• _EXTRACTED INFORMATION_:
— Start —
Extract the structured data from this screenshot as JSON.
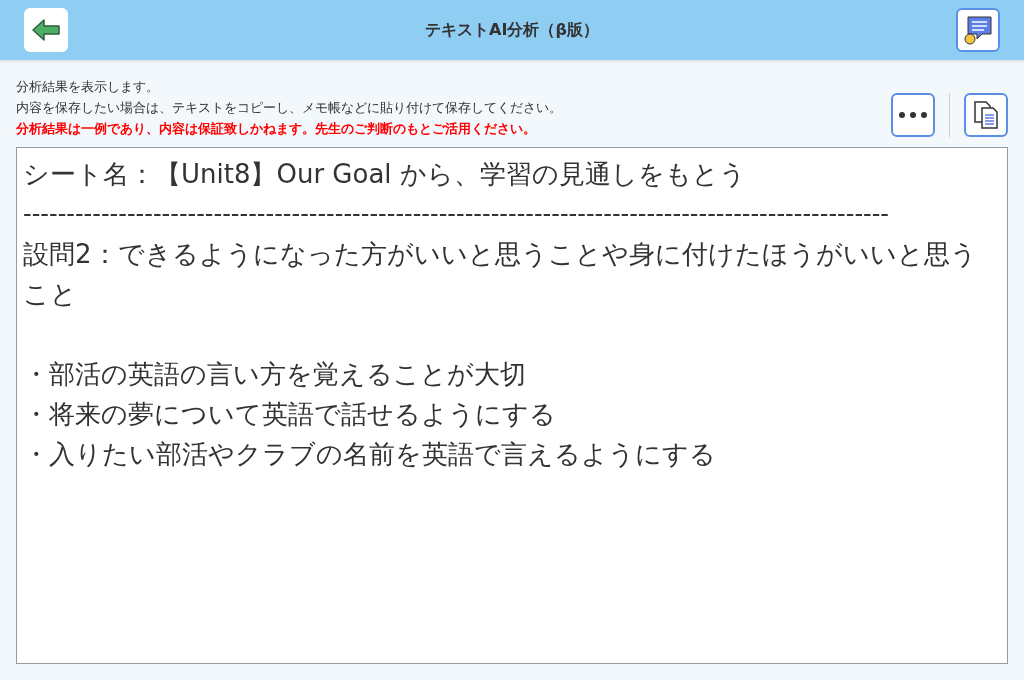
{
  "header": {
    "title": "テキストAI分析（β版）"
  },
  "notice": {
    "lines": [
      {
        "text": "分析結果を表示します。",
        "kind": "normal"
      },
      {
        "text": "内容を保存したい場合は、テキストをコピーし、メモ帳などに貼り付けて保存してください。",
        "kind": "normal"
      },
      {
        "text": "分析結果は一例であり、内容は保証致しかねます。先生のご判断のもとご活用ください。",
        "kind": "warning"
      }
    ]
  },
  "result": {
    "sheet_title": "シート名：【Unit8】Our Goal から、学習の見通しをもとう",
    "divider": "----------------------------------------------------------------------------------------------------",
    "question": "設問2：できるようになった方がいいと思うことや身に付けたほうがいいと思うこと",
    "bullets": [
      "・部活の英語の言い方を覚えることが大切",
      "・将来の夢について英語で話せるようにする",
      "・入りたい部活やクラブの名前を英語で言えるようにする"
    ]
  }
}
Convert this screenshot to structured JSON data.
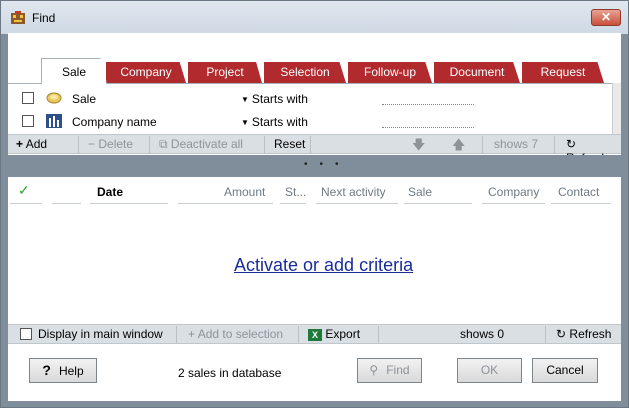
{
  "window": {
    "title": "Find",
    "close_label": "✕"
  },
  "tabs": [
    "Sale",
    "Company",
    "Project",
    "Selection",
    "Follow-up",
    "Document",
    "Request"
  ],
  "criteria": [
    {
      "label": "Sale",
      "operator": "Starts with",
      "icon": "sale-icon"
    },
    {
      "label": "Company name",
      "operator": "Starts with",
      "icon": "company-icon"
    }
  ],
  "criteria_toolbar": {
    "add": "Add",
    "delete": "Delete",
    "deactivate_all": "Deactivate all",
    "reset": "Reset",
    "shows": "shows 7",
    "refresh": "Refresh"
  },
  "grid": {
    "columns": [
      "Date",
      "Amount",
      "St...",
      "Next activity",
      "Sale",
      "Company",
      "Contact"
    ],
    "empty_link": "Activate or add criteria"
  },
  "results_toolbar": {
    "display_main": "Display in main window",
    "add_to_selection": "Add to selection",
    "export": "Export",
    "shows": "shows 0",
    "refresh": "Refresh"
  },
  "footer": {
    "help": "Help",
    "db_info": "2 sales in database",
    "find": "Find",
    "ok": "OK",
    "cancel": "Cancel"
  },
  "colors": {
    "tab_red": "#b02a2e",
    "frame": "#7f8e9a",
    "link": "#1a2c9a"
  }
}
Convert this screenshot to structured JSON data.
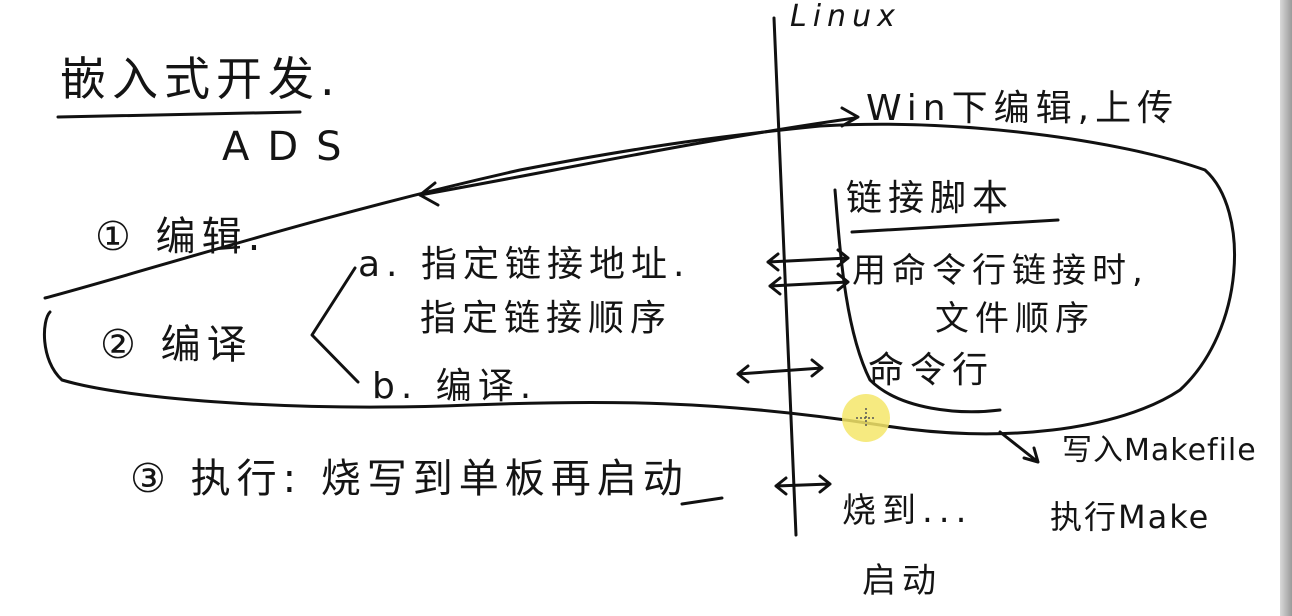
— End —
• _TO BE DONE_: Reproduce each line exactly as it appears, omitting the pictures.

• _EXERCISE ANSWER_:
Extract the structured data from this screenshot as JSON.
{
  "header": {
    "title": "テキストAI分析（β版）"
  },
  "notice": {
    "lines": [
      {
        "text": "分析結果を表示します。",
        "kind": "normal"
      },
      {
        "text": "内容を保存したい場合は、テキストをコピーし、メモ帳などに貼り付けて保存してください。",
        "kind": "normal"
      },
      {
        "text": "分析結果は一例であり、内容は保証致しかねます。先生のご判断のもとご活用ください。",
        "kind": "warning"
      }
    ]
  },
  "result": {
    "sheet_title": "シート名：【Unit8】Our Goal から、学習の見通しをもとう",
    "divider": "----------------------------------------------------------------------------------------------------",
    "question": "設問2：できるようになった方がいいと思うことや身に付けたほうがいいと思うこと",
    "bullets": [
      "・部活の英語の言い方を覚えることが大切",
      "・将来の夢について英語で話せるようにする",
      "・入りたい部活やクラブの名前を英語で言えるようにする"
    ]
  }
}
Convert this screenshot to structured JSON data.
{
  "window": {
    "title": "Find",
    "close_label": "✕"
  },
  "tabs": [
    "Sale",
    "Company",
    "Project",
    "Selection",
    "Follow-up",
    "Document",
    "Request"
  ],
  "criteria": [
    {
      "label": "Sale",
      "operator": "Starts with",
      "icon": "sale-icon"
    },
    {
      "label": "Company name",
      "operator": "Starts with",
      "icon": "company-icon"
    }
  ],
  "criteria_toolbar": {
    "add": "Add",
    "delete": "Delete",
    "deactivate_all": "Deactivate all",
    "reset": "Reset",
    "shows": "shows 7",
    "refresh": "Refresh"
  },
  "grid": {
    "columns": [
      "Date",
      "Amount",
      "St...",
      "Next activity",
      "Sale",
      "Company",
      "Contact"
    ],
    "empty_link": "Activate or add criteria"
  },
  "results_toolbar": {
    "display_main": "Display in main window",
    "add_to_selection": "Add to selection",
    "export": "Export",
    "shows": "shows 0",
    "refresh": "Refresh"
  },
  "footer": {
    "help": "Help",
    "db_info": "2 sales in database",
    "find": "Find",
    "ok": "OK",
    "cancel": "Cancel"
  },
  "colors": {
    "tab_red": "#b02a2e",
    "frame": "#7f8e9a",
    "link": "#1a2c9a"
  }
}
Convert this screenshot to structured JSON data.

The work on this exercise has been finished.